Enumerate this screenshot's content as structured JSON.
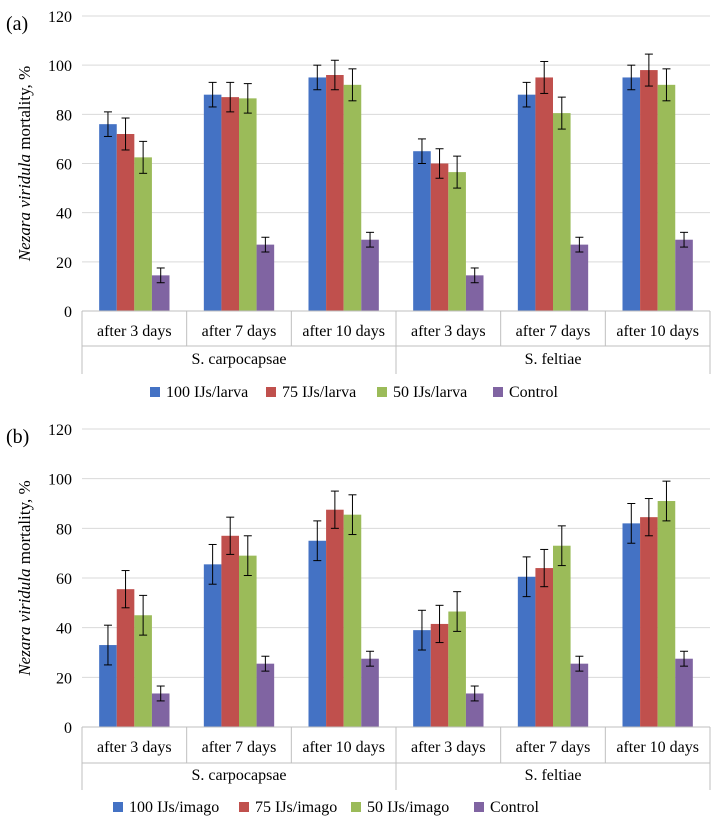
{
  "chart_data": [
    {
      "type": "bar",
      "panel_label": "(a)",
      "ylabel_italic": "Nezara viridula",
      "ylabel_rest": " mortality, %",
      "ylim": [
        0,
        120
      ],
      "yticks": [
        0,
        20,
        40,
        60,
        80,
        100,
        120
      ],
      "grid": true,
      "legend_position": "bottom",
      "groups": [
        "S. carpocapsae",
        "S. feltiae"
      ],
      "categories": [
        "after 3 days",
        "after 7 days",
        "after 10 days",
        "after 3 days",
        "after 7 days",
        "after 10 days"
      ],
      "series": [
        {
          "name": "100 IJs/larva",
          "color": "#4472C4",
          "values": [
            76,
            88,
            95,
            65,
            88,
            95
          ],
          "errors": [
            5,
            5,
            5,
            5,
            5,
            5
          ]
        },
        {
          "name": "75 IJs/larva",
          "color": "#C0504D",
          "values": [
            72,
            87,
            96,
            60,
            95,
            98
          ],
          "errors": [
            6.5,
            6,
            6,
            6,
            6.5,
            6.5
          ]
        },
        {
          "name": "50 IJs/larva",
          "color": "#9BBB59",
          "values": [
            62.5,
            86.5,
            92,
            56.5,
            80.5,
            92
          ],
          "errors": [
            6.5,
            6,
            6.5,
            6.5,
            6.5,
            6.5
          ]
        },
        {
          "name": "Control",
          "color": "#8064A2",
          "values": [
            14.5,
            27,
            29,
            14.5,
            27,
            29
          ],
          "errors": [
            3,
            3,
            3,
            3,
            3,
            3
          ]
        }
      ]
    },
    {
      "type": "bar",
      "panel_label": "(b)",
      "ylabel_italic": "Nezara viridula",
      "ylabel_rest": " mortality, %",
      "ylim": [
        0,
        120
      ],
      "yticks": [
        0,
        20,
        40,
        60,
        80,
        100,
        120
      ],
      "grid": true,
      "legend_position": "bottom",
      "groups": [
        "S. carpocapsae",
        "S. feltiae"
      ],
      "categories": [
        "after 3 days",
        "after 7 days",
        "after 10 days",
        "after 3 days",
        "after 7 days",
        "after 10 days"
      ],
      "series": [
        {
          "name": "100 IJs/imago",
          "color": "#4472C4",
          "values": [
            33,
            65.5,
            75,
            39,
            60.5,
            82
          ],
          "errors": [
            8,
            8,
            8,
            8,
            8,
            8
          ]
        },
        {
          "name": "75 IJs/imago",
          "color": "#C0504D",
          "values": [
            55.5,
            77,
            87.5,
            41.5,
            64,
            84.5
          ],
          "errors": [
            7.5,
            7.5,
            7.5,
            7.5,
            7.5,
            7.5
          ]
        },
        {
          "name": "50 IJs/imago",
          "color": "#9BBB59",
          "values": [
            45,
            69,
            85.5,
            46.5,
            73,
            91
          ],
          "errors": [
            8,
            8,
            8,
            8,
            8,
            8
          ]
        },
        {
          "name": "Control",
          "color": "#8064A2",
          "values": [
            13.5,
            25.5,
            27.5,
            13.5,
            25.5,
            27.5
          ],
          "errors": [
            3,
            3,
            3,
            3,
            3,
            3
          ]
        }
      ]
    }
  ]
}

**EXERCISE AIM**
Every record gets retyped exactly; no picture goes into the copy.

**THE RESULT**
Enumerate this screenshot's content as structured JSON.
{
  "chart_data": [
    {
      "type": "bar",
      "panel_label": "(a)",
      "ylabel_italic": "Nezara viridula",
      "ylabel_rest": " mortality, %",
      "ylim": [
        0,
        120
      ],
      "yticks": [
        0,
        20,
        40,
        60,
        80,
        100,
        120
      ],
      "grid": true,
      "legend_position": "bottom",
      "groups": [
        "S. carpocapsae",
        "S. feltiae"
      ],
      "categories": [
        "after 3 days",
        "after 7 days",
        "after 10 days",
        "after 3 days",
        "after 7 days",
        "after 10 days"
      ],
      "series": [
        {
          "name": "100 IJs/larva",
          "color": "#4472C4",
          "values": [
            76,
            88,
            95,
            65,
            88,
            95
          ],
          "errors": [
            5,
            5,
            5,
            5,
            5,
            5
          ]
        },
        {
          "name": "75 IJs/larva",
          "color": "#C0504D",
          "values": [
            72,
            87,
            96,
            60,
            95,
            98
          ],
          "errors": [
            6.5,
            6,
            6,
            6,
            6.5,
            6.5
          ]
        },
        {
          "name": "50 IJs/larva",
          "color": "#9BBB59",
          "values": [
            62.5,
            86.5,
            92,
            56.5,
            80.5,
            92
          ],
          "errors": [
            6.5,
            6,
            6.5,
            6.5,
            6.5,
            6.5
          ]
        },
        {
          "name": "Control",
          "color": "#8064A2",
          "values": [
            14.5,
            27,
            29,
            14.5,
            27,
            29
          ],
          "errors": [
            3,
            3,
            3,
            3,
            3,
            3
          ]
        }
      ]
    },
    {
      "type": "bar",
      "panel_label": "(b)",
      "ylabel_italic": "Nezara viridula",
      "ylabel_rest": " mortality, %",
      "ylim": [
        0,
        120
      ],
      "yticks": [
        0,
        20,
        40,
        60,
        80,
        100,
        120
      ],
      "grid": true,
      "legend_position": "bottom",
      "groups": [
        "S. carpocapsae",
        "S. feltiae"
      ],
      "categories": [
        "after 3 days",
        "after 7 days",
        "after 10 days",
        "after 3 days",
        "after 7 days",
        "after 10 days"
      ],
      "series": [
        {
          "name": "100 IJs/imago",
          "color": "#4472C4",
          "values": [
            33,
            65.5,
            75,
            39,
            60.5,
            82
          ],
          "errors": [
            8,
            8,
            8,
            8,
            8,
            8
          ]
        },
        {
          "name": "75 IJs/imago",
          "color": "#C0504D",
          "values": [
            55.5,
            77,
            87.5,
            41.5,
            64,
            84.5
          ],
          "errors": [
            7.5,
            7.5,
            7.5,
            7.5,
            7.5,
            7.5
          ]
        },
        {
          "name": "50 IJs/imago",
          "color": "#9BBB59",
          "values": [
            45,
            69,
            85.5,
            46.5,
            73,
            91
          ],
          "errors": [
            8,
            8,
            8,
            8,
            8,
            8
          ]
        },
        {
          "name": "Control",
          "color": "#8064A2",
          "values": [
            13.5,
            25.5,
            27.5,
            13.5,
            25.5,
            27.5
          ],
          "errors": [
            3,
            3,
            3,
            3,
            3,
            3
          ]
        }
      ]
    }
  ]
}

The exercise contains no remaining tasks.